*Written instruction*: Copy exactly, and only, the lines from the line containing "Read all visible content and emit it as JSON." through the last line of the records below, both included, and leave out any pictures.
* START *
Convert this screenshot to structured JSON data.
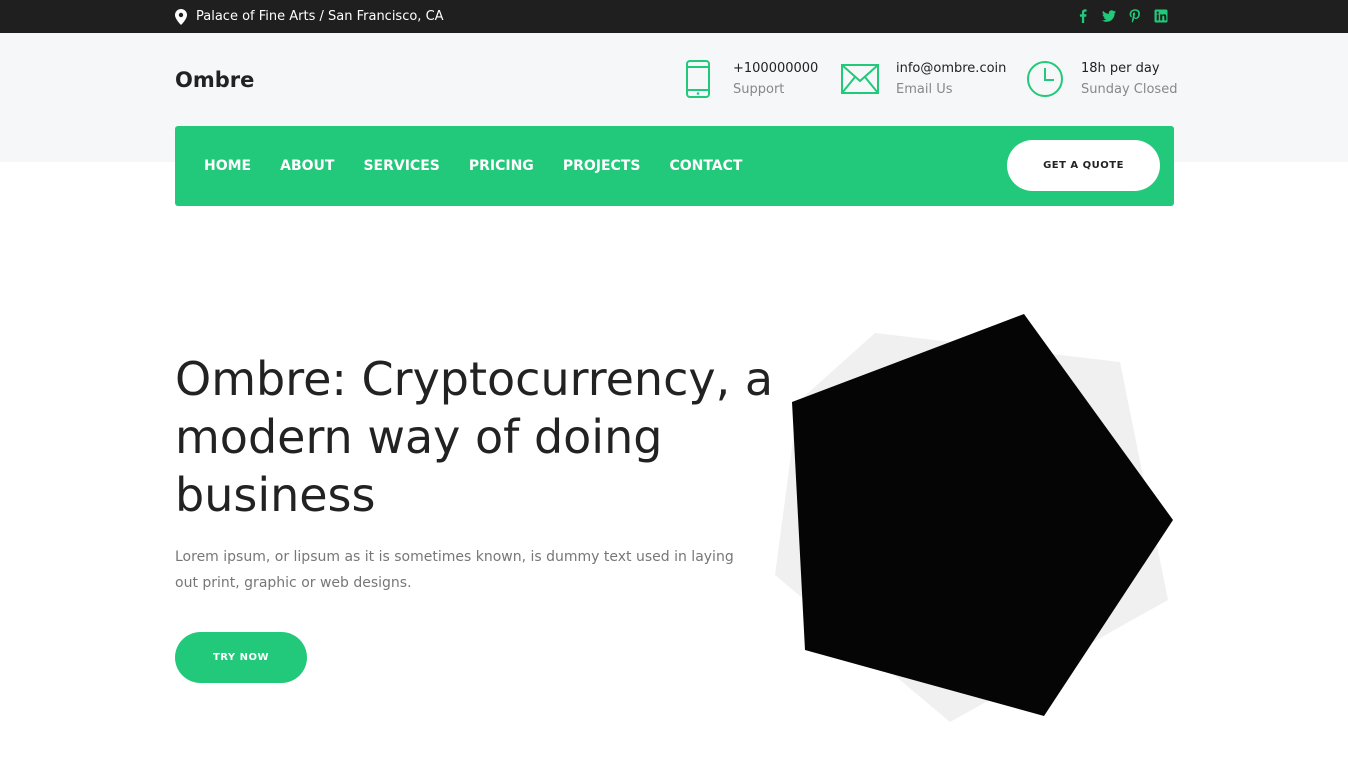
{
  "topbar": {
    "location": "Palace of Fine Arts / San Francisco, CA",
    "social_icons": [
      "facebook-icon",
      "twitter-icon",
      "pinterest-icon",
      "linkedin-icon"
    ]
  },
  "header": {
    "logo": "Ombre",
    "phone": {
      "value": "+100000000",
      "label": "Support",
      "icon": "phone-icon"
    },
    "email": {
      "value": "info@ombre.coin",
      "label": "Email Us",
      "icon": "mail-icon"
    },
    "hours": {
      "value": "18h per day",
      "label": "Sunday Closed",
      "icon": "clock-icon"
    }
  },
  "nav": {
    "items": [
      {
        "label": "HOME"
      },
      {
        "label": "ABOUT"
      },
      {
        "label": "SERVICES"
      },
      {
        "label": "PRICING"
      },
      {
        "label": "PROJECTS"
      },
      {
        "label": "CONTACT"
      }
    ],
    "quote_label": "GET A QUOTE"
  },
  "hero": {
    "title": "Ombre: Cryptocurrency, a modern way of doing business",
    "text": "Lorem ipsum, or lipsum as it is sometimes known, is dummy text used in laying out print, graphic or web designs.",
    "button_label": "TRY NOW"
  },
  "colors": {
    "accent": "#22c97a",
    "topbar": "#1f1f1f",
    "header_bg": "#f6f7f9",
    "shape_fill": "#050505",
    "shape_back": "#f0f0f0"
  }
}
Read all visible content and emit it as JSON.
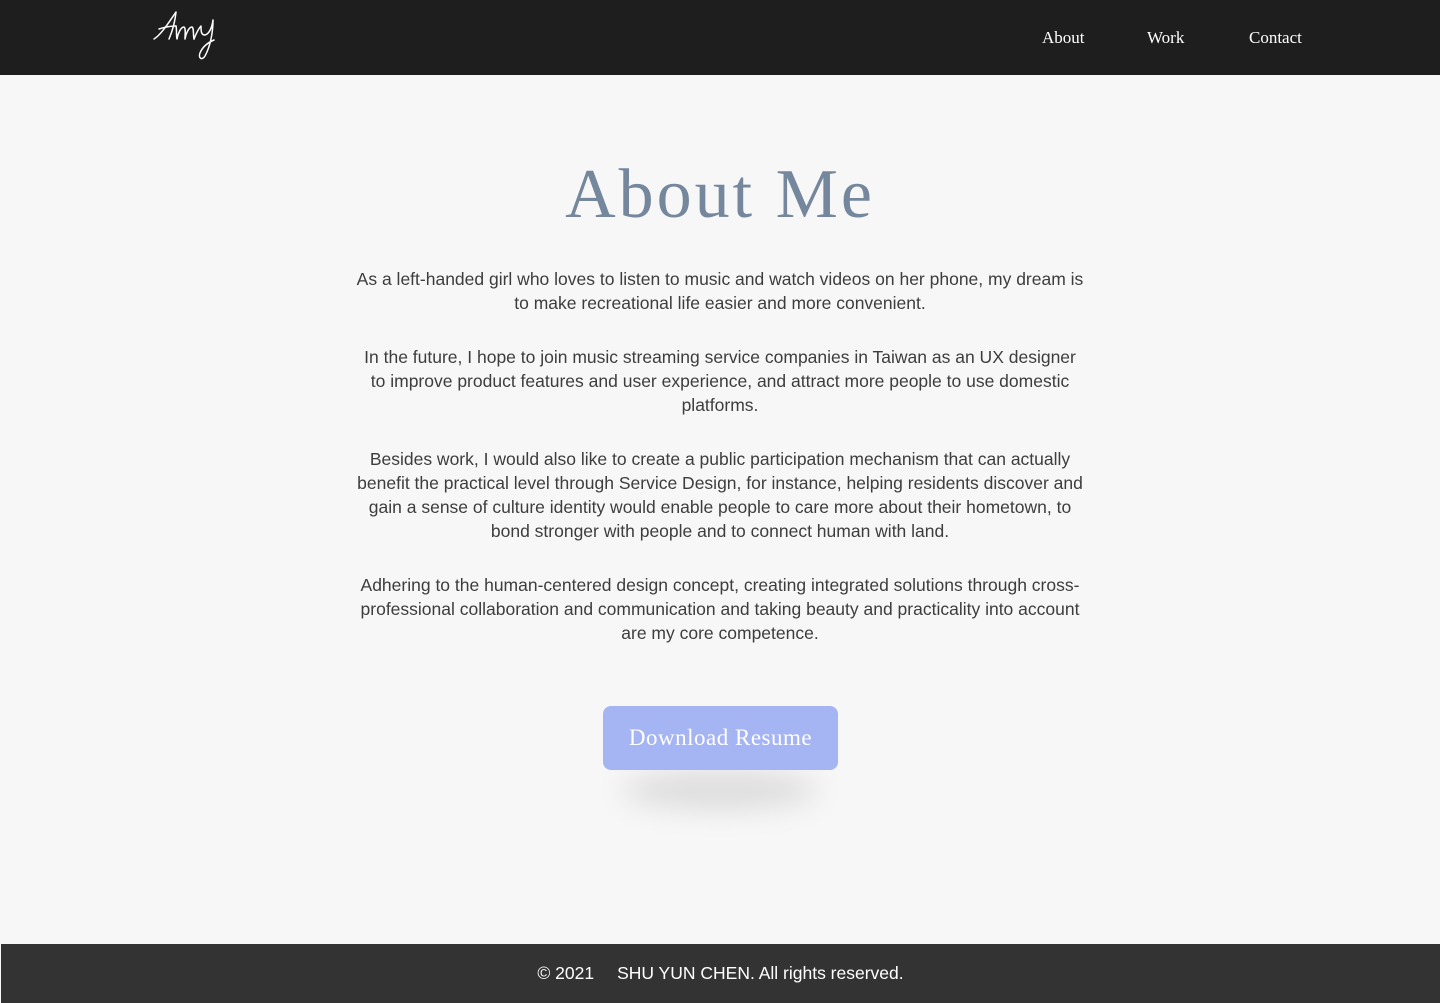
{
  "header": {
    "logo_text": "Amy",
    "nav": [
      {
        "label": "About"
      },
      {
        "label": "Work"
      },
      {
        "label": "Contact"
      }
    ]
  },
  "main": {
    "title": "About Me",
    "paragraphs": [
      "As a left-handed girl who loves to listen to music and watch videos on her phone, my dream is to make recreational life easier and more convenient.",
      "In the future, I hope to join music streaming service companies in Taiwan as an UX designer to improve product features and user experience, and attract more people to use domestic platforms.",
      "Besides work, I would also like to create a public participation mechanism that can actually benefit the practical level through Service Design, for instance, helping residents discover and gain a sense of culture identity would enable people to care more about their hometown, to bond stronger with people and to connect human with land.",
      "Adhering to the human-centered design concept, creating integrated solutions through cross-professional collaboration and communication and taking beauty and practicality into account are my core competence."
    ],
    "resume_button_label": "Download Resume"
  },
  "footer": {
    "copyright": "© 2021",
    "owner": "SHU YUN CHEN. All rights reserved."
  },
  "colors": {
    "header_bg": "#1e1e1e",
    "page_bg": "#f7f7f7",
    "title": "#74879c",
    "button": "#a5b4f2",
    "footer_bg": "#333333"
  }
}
* END *
*Answer in full*:
Read all visible content and emit it as JSON.
{
  "header": {
    "logo_text": "Amy",
    "nav": [
      {
        "label": "About"
      },
      {
        "label": "Work"
      },
      {
        "label": "Contact"
      }
    ]
  },
  "main": {
    "title": "About Me",
    "paragraphs": [
      "As a left-handed girl who loves to listen to music and watch videos on her phone, my dream is to make recreational life easier and more convenient.",
      "In the future, I hope to join music streaming service companies in Taiwan as an UX designer to improve product features and user experience, and attract more people to use domestic platforms.",
      "Besides work, I would also like to create a public participation mechanism that can actually benefit the practical level through Service Design, for instance, helping residents discover and gain a sense of culture identity would enable people to care more about their hometown, to bond stronger with people and to connect human with land.",
      "Adhering to the human-centered design concept, creating integrated solutions through cross-professional collaboration and communication and taking beauty and practicality into account are my core competence."
    ],
    "resume_button_label": "Download Resume"
  },
  "footer": {
    "copyright": "© 2021",
    "owner": "SHU YUN CHEN. All rights reserved."
  },
  "colors": {
    "header_bg": "#1e1e1e",
    "page_bg": "#f7f7f7",
    "title": "#74879c",
    "button": "#a5b4f2",
    "footer_bg": "#333333"
  }
}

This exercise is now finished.